>>>

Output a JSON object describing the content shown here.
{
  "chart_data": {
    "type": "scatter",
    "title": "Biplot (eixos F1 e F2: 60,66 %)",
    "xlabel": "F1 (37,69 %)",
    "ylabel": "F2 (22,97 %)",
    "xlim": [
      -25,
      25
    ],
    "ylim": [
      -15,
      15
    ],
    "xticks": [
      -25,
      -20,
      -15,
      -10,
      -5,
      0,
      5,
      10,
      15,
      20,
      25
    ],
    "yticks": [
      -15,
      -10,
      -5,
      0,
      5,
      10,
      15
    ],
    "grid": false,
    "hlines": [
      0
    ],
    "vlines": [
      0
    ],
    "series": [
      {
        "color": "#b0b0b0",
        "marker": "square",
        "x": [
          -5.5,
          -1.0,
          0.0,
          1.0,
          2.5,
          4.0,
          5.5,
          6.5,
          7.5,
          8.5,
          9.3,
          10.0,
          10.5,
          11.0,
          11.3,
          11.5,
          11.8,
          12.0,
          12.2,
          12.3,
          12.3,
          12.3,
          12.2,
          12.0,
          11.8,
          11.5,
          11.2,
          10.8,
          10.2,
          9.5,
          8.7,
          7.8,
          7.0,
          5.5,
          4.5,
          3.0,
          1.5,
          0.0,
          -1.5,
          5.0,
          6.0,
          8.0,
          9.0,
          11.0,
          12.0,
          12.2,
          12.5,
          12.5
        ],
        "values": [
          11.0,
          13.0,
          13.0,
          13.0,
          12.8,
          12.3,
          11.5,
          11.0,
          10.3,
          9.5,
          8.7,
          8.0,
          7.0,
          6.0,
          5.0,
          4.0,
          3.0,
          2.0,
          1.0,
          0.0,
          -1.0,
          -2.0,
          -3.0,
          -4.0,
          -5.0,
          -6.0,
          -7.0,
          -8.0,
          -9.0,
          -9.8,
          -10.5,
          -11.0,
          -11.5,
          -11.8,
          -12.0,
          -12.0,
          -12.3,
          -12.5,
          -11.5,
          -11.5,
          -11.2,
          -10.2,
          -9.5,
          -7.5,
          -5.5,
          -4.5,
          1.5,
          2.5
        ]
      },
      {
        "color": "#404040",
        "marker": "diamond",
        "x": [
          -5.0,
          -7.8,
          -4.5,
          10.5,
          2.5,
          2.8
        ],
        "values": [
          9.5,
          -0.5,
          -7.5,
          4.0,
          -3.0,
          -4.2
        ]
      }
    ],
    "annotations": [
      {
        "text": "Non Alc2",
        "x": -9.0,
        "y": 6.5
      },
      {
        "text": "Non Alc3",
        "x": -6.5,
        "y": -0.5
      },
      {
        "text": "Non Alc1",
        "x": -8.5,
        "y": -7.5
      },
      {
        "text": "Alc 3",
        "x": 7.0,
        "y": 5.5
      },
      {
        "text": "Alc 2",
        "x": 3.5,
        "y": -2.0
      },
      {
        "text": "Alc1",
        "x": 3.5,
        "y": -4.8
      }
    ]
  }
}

<<<

What is being asked. Copy each line of the listing in which the word "text" can be found.

The response.
        "text": "Non Alc2",
        "text": "Non Alc3",
        "text": "Non Alc1",
        "text": "Alc 3",
        "text": "Alc 2",
        "text": "Alc1",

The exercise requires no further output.